* [Directives]:
A. Translate this sentence from the book review into Spanish: "But this one nearly broke me."
B. Repeat the stretch of the book review from "Author: Brian Thomsen" through "wish they hadn’t.", word for word.

Author: Brian Thomsen
Published: May 1995
Around the World in 80 Days is one of the most famous works by seminal science fiction author Jules Verne. Published in 1872, it tells the story of a rich gentleman who engages a new manservant, then gets embroiled in a ruinous wager to circumnavigate the globe in eighty days or less. Their party bounces through a series of rollicking escapades, avoiding death and escaping arrest on numerous occasions while they take sailboats, steamships, trains, elephants, and sleds from continent to continent. And at some point, someone at TSR read Verne’s novel and got inspired by what must have seemed like a great idea at the time: “Let’s do Around the World in 80 Days, but in the Forgotten Realms!”
Christ, I wish they hadn’t.
I’d heard whispered rumours of this book before, sinister intimations that someone had written a Forgotten Realms novel so bad that it would rend your sanity and leave you a gibbering wreck if you should dare to peer into its pages for too long. Naturally, like the protagonist of any Lovecraft story, I assumed this was overblown nonsense and plunged right in. As you might imagine, I have a thick skin for bad books — why else would I willingly take on a project like this? But this one nearly broke me. Learn from my example: do not read it, not even just to make fun of it. Spend the fleeting minutes of your finite life here on Earth doing things that bring joy to your existence rather than deliberately inflicting pointless suffering on yourself.

* [Extracted data]:
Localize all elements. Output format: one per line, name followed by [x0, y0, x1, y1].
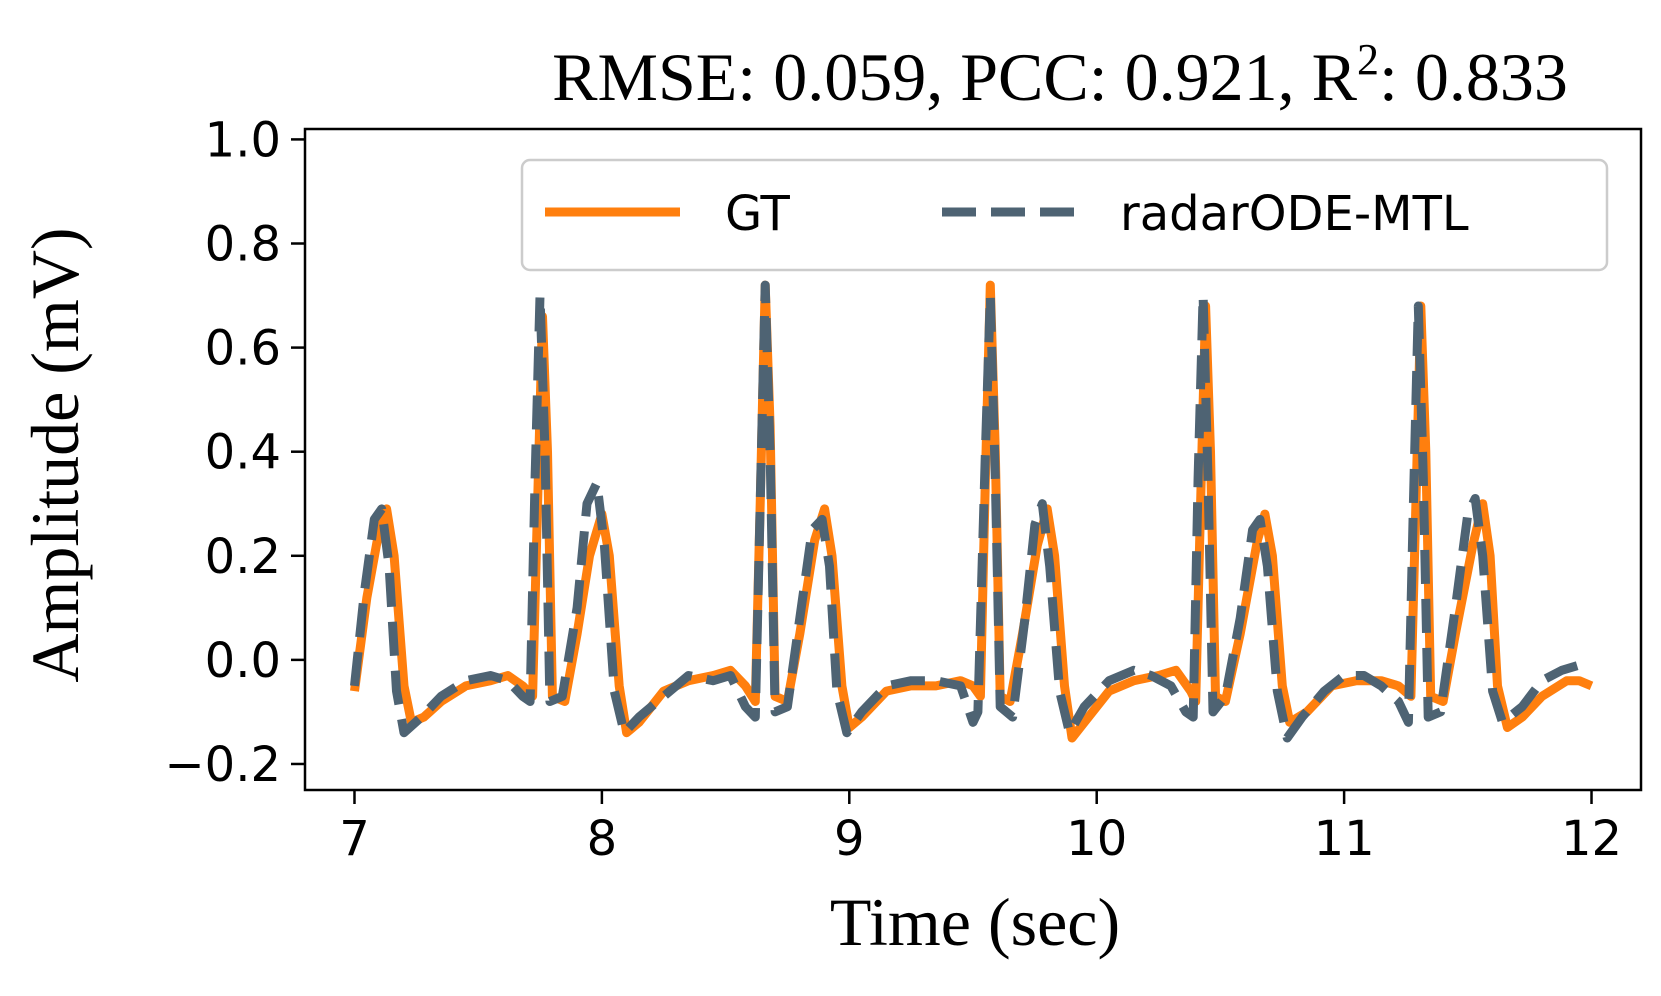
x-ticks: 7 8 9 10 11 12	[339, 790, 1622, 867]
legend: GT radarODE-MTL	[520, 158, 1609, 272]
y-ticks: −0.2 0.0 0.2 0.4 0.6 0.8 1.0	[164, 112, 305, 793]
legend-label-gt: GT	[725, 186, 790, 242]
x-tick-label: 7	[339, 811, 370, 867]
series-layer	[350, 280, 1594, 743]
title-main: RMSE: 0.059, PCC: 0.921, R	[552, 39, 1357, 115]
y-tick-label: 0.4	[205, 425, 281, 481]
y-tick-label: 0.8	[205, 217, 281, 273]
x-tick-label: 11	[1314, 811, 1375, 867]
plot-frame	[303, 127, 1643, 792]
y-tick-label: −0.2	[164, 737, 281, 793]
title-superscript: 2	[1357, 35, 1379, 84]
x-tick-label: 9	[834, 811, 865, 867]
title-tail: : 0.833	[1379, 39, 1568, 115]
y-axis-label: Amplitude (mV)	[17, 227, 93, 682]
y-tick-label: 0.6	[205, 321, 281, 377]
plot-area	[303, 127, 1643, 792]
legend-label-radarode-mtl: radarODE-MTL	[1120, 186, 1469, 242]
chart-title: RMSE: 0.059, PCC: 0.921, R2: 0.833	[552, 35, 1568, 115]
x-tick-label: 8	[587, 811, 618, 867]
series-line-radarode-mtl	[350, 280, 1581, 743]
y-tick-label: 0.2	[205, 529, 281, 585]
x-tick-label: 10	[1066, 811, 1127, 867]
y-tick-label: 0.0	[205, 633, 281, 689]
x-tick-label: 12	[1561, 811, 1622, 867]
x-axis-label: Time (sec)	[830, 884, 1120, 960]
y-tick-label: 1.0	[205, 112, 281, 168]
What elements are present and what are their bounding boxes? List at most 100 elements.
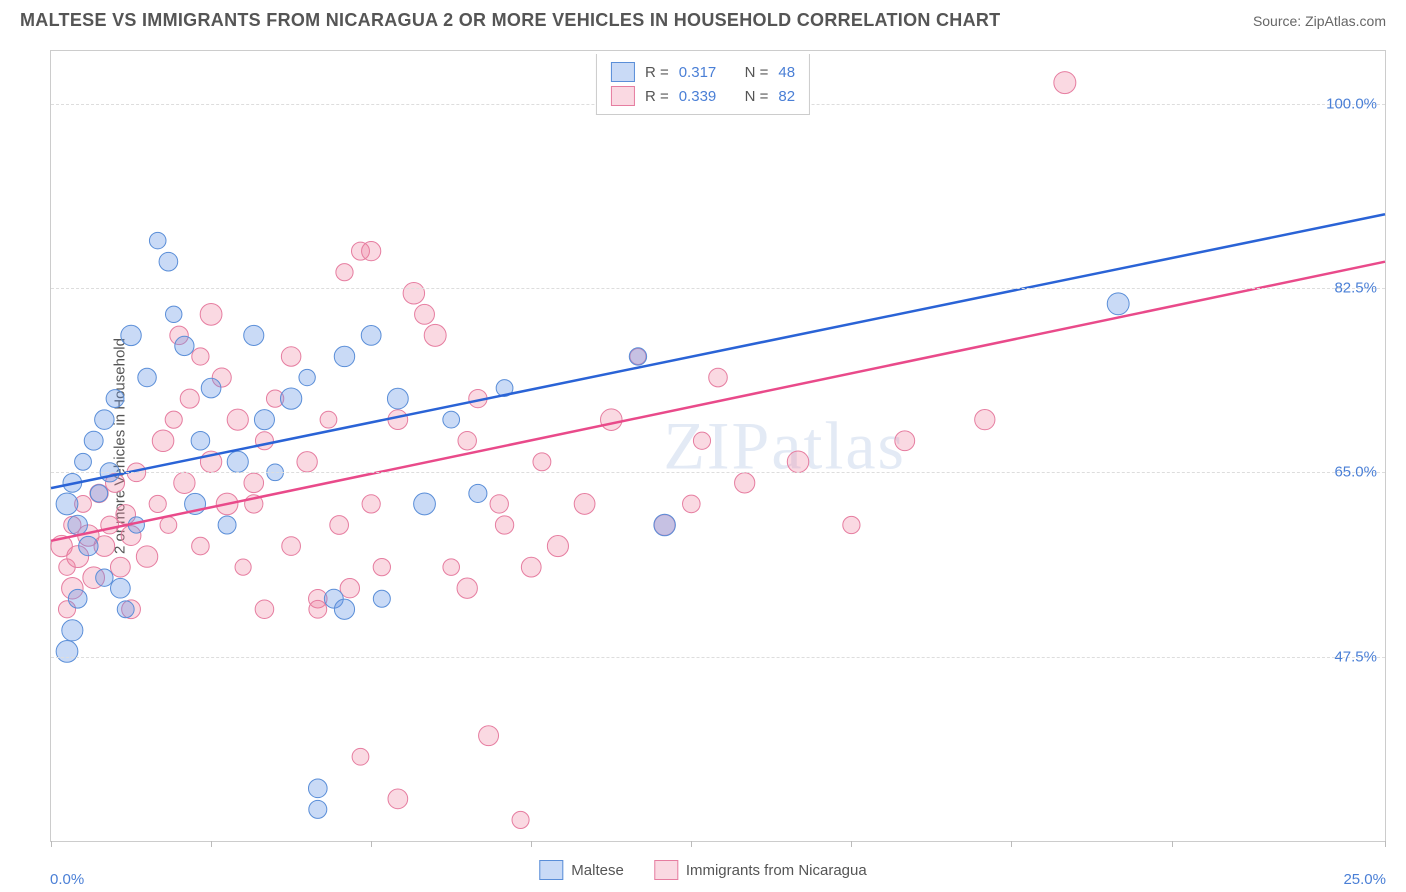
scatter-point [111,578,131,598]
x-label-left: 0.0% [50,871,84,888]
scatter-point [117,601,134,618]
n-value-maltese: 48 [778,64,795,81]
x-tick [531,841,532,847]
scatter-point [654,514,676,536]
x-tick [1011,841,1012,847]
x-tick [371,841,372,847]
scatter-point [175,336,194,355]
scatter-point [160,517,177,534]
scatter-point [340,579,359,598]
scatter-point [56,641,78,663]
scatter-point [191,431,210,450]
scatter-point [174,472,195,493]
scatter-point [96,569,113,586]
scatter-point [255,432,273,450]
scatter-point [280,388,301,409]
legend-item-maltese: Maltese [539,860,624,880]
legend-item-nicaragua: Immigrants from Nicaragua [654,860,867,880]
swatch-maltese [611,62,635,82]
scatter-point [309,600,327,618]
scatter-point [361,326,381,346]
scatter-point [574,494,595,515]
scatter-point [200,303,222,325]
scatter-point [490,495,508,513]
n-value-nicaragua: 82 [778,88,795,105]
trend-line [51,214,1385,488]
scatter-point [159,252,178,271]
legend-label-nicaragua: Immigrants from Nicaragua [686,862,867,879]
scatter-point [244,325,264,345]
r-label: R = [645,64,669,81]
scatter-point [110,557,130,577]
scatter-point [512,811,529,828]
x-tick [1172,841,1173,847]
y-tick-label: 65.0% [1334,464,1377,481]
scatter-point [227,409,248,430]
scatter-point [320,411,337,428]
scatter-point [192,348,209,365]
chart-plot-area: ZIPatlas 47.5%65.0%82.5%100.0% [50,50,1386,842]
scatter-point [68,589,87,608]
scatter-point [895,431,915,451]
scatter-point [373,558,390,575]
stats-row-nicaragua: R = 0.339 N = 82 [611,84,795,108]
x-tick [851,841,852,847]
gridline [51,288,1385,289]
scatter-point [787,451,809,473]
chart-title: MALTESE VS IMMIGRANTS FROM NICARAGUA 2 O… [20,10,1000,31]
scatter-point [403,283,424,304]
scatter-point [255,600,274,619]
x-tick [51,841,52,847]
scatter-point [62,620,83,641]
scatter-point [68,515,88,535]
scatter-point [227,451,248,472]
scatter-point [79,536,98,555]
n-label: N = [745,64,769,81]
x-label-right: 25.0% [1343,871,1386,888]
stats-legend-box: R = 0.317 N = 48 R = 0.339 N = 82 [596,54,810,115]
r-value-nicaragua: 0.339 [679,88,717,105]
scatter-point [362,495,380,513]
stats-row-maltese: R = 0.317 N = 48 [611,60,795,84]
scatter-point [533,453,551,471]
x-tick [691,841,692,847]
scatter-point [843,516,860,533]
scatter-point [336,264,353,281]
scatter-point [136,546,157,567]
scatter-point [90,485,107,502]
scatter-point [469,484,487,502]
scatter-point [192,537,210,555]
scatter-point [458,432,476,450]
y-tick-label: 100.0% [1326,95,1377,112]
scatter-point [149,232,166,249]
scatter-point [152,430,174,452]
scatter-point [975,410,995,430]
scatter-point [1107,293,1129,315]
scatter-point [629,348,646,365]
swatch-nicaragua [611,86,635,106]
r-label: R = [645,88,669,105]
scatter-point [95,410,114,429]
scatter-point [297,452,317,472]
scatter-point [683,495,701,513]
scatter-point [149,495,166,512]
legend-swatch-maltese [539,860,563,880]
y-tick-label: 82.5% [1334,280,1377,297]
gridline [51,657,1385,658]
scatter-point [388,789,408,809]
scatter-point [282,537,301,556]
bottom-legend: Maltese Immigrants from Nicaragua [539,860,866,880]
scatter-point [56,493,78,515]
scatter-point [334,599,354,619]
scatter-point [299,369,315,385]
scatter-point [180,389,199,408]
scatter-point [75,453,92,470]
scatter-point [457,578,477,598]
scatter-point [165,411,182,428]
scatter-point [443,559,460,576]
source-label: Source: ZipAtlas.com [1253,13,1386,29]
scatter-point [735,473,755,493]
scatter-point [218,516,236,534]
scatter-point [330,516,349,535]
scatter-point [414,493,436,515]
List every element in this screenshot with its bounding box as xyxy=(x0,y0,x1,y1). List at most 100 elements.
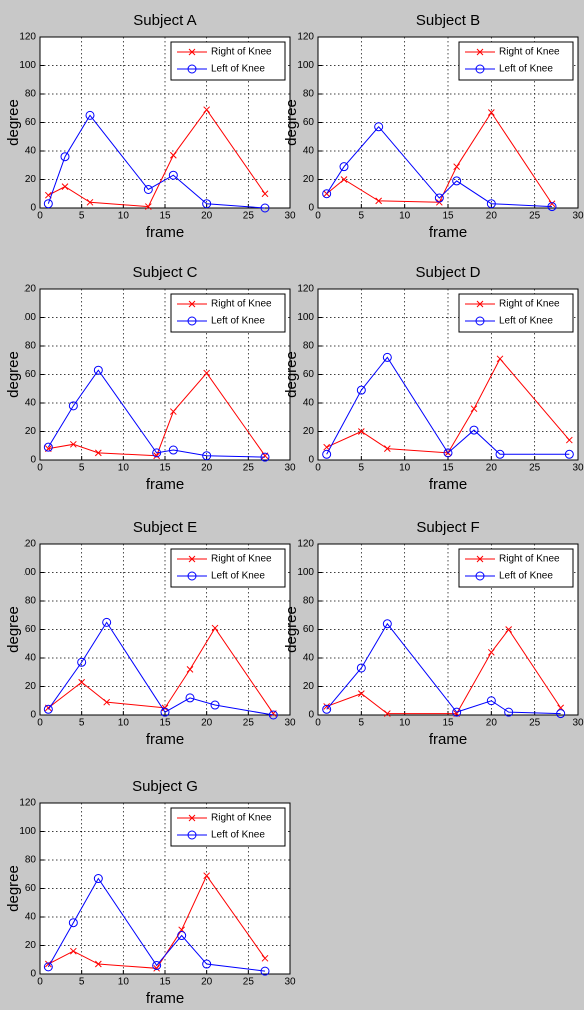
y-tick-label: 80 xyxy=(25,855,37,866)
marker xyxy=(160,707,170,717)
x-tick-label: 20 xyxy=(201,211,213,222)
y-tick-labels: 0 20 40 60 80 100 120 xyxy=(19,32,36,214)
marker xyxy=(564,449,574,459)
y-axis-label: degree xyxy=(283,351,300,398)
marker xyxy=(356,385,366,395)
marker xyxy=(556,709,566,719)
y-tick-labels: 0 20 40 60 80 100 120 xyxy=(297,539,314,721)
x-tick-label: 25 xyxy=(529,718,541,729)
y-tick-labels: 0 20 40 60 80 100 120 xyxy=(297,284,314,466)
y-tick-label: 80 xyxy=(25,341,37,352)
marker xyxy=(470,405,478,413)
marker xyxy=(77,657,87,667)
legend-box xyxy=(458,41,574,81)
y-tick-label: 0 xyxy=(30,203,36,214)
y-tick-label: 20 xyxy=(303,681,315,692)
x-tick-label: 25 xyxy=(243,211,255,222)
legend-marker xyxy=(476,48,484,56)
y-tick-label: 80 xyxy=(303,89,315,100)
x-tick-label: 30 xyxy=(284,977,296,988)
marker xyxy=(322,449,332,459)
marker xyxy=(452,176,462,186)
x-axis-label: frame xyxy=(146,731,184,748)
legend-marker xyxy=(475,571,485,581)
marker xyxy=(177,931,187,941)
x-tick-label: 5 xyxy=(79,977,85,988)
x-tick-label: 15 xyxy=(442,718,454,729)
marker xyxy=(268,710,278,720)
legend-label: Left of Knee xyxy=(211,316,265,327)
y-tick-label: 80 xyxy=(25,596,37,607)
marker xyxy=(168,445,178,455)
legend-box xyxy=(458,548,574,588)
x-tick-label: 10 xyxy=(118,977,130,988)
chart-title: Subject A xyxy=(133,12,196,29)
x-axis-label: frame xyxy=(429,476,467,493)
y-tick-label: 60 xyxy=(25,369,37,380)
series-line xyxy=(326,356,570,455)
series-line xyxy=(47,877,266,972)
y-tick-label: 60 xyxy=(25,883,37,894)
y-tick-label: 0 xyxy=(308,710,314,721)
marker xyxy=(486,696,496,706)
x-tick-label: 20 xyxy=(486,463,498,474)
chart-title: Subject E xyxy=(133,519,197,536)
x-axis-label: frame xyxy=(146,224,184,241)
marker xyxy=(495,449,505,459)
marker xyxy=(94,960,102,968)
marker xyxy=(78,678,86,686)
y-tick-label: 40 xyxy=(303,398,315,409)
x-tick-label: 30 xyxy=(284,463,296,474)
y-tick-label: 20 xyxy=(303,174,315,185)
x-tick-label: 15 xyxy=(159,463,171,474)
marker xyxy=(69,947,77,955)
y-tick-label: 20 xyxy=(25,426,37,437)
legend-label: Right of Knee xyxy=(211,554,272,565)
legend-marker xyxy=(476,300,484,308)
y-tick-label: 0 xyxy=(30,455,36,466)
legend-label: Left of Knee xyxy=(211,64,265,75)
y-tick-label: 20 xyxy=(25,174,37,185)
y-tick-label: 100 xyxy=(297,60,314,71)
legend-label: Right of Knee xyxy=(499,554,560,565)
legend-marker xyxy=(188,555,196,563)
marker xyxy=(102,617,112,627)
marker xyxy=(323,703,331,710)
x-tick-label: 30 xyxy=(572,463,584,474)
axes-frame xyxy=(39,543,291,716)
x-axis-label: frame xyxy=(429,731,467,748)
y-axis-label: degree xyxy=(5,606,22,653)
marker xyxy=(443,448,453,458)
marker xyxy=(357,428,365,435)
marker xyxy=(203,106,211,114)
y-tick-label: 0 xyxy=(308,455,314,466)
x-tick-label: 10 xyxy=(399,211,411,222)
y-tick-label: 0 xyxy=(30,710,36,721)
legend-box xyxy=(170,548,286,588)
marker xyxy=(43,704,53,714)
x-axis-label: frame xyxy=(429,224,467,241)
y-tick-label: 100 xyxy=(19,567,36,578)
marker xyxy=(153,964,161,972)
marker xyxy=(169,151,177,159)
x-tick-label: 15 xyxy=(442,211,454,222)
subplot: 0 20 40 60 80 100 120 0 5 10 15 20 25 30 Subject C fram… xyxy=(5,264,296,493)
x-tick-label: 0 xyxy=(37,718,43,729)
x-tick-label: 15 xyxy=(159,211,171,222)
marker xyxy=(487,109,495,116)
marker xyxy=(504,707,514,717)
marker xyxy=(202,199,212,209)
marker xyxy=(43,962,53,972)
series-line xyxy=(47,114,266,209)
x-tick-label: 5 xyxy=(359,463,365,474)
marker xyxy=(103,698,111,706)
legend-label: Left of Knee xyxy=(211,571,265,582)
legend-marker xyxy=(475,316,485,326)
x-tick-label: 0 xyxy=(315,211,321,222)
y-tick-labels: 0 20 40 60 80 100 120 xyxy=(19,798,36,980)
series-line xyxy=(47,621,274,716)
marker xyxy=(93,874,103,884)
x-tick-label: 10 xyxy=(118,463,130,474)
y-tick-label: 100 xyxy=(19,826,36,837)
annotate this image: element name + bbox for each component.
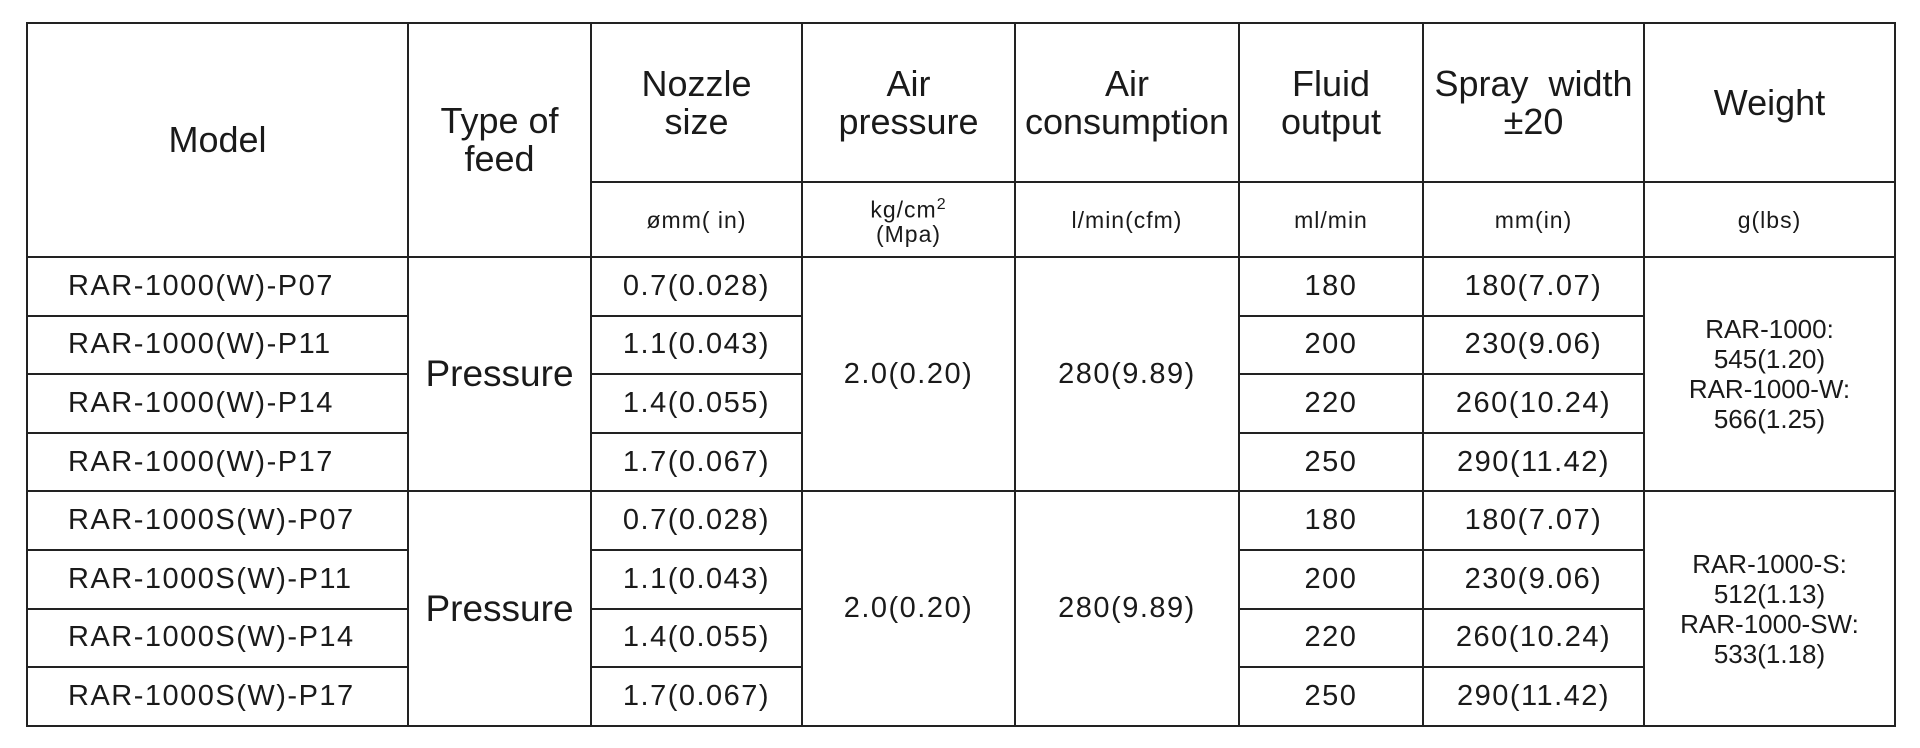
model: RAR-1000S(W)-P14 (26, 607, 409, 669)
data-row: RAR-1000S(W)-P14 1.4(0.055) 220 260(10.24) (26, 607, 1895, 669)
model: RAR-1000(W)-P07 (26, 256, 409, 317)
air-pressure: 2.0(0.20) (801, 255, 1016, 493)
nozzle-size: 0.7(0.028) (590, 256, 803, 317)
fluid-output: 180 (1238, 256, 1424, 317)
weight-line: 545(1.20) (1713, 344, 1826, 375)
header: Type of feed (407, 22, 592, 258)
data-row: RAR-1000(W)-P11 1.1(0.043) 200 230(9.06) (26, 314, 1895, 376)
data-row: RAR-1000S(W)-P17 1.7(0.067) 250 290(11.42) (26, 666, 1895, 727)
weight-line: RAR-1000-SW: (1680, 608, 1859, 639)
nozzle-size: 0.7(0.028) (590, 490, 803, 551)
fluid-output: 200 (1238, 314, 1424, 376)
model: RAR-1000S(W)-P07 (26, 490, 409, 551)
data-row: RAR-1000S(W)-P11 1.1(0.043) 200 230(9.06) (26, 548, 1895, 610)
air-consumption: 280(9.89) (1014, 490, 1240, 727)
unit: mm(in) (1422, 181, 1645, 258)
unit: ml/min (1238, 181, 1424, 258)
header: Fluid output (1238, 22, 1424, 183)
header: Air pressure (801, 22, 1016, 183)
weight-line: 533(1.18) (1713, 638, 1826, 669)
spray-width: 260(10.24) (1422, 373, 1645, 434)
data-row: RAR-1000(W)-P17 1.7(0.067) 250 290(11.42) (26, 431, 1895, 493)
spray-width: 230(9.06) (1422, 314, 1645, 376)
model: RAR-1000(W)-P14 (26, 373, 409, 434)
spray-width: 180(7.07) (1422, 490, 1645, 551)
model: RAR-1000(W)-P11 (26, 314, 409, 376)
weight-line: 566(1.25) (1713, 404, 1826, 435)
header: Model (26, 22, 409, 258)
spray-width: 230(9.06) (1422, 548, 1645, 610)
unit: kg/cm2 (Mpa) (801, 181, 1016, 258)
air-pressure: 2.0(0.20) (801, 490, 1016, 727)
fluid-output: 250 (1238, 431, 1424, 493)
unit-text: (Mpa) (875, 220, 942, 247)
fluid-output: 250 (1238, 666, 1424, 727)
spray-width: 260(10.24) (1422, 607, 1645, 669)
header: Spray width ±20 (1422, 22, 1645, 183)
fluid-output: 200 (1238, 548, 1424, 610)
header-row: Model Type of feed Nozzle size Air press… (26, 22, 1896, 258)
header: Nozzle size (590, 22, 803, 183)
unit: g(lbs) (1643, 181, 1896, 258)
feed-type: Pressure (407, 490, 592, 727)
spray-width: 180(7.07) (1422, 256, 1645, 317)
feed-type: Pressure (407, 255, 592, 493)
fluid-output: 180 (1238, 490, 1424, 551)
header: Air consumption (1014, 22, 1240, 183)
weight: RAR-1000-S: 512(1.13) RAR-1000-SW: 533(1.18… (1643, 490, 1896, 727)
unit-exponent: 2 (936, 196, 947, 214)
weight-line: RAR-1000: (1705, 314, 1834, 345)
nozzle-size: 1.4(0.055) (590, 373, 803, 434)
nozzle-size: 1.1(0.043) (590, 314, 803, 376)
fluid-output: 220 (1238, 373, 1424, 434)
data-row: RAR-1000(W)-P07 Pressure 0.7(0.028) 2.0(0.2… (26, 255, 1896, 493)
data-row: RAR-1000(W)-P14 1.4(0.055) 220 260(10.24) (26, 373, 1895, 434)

* [Results for the exercise]:
A. Pero este casi acabó conmigo.

B.
Author: Brian Thomsen
Published: May 1995
Around the World in 80 Days is one of the most famous works by seminal science fiction author Jules Verne. Published in 1872, it tells the story of a rich gentleman who engages a new manservant, then gets embroiled in a ruinous wager to circumnavigate the globe in eighty days or less. Their party bounces through a series of rollicking escapades, avoiding death and escaping arrest on numerous occasions while they take sailboats, steamships, trains, elephants, and sleds from continent to continent. And at some point, someone at TSR read Verne’s novel and got inspired by what must have seemed like a great idea at the time: “Let’s do Around the World in 80 Days, but in the Forgotten Realms!”
Christ, I wish they hadn’t.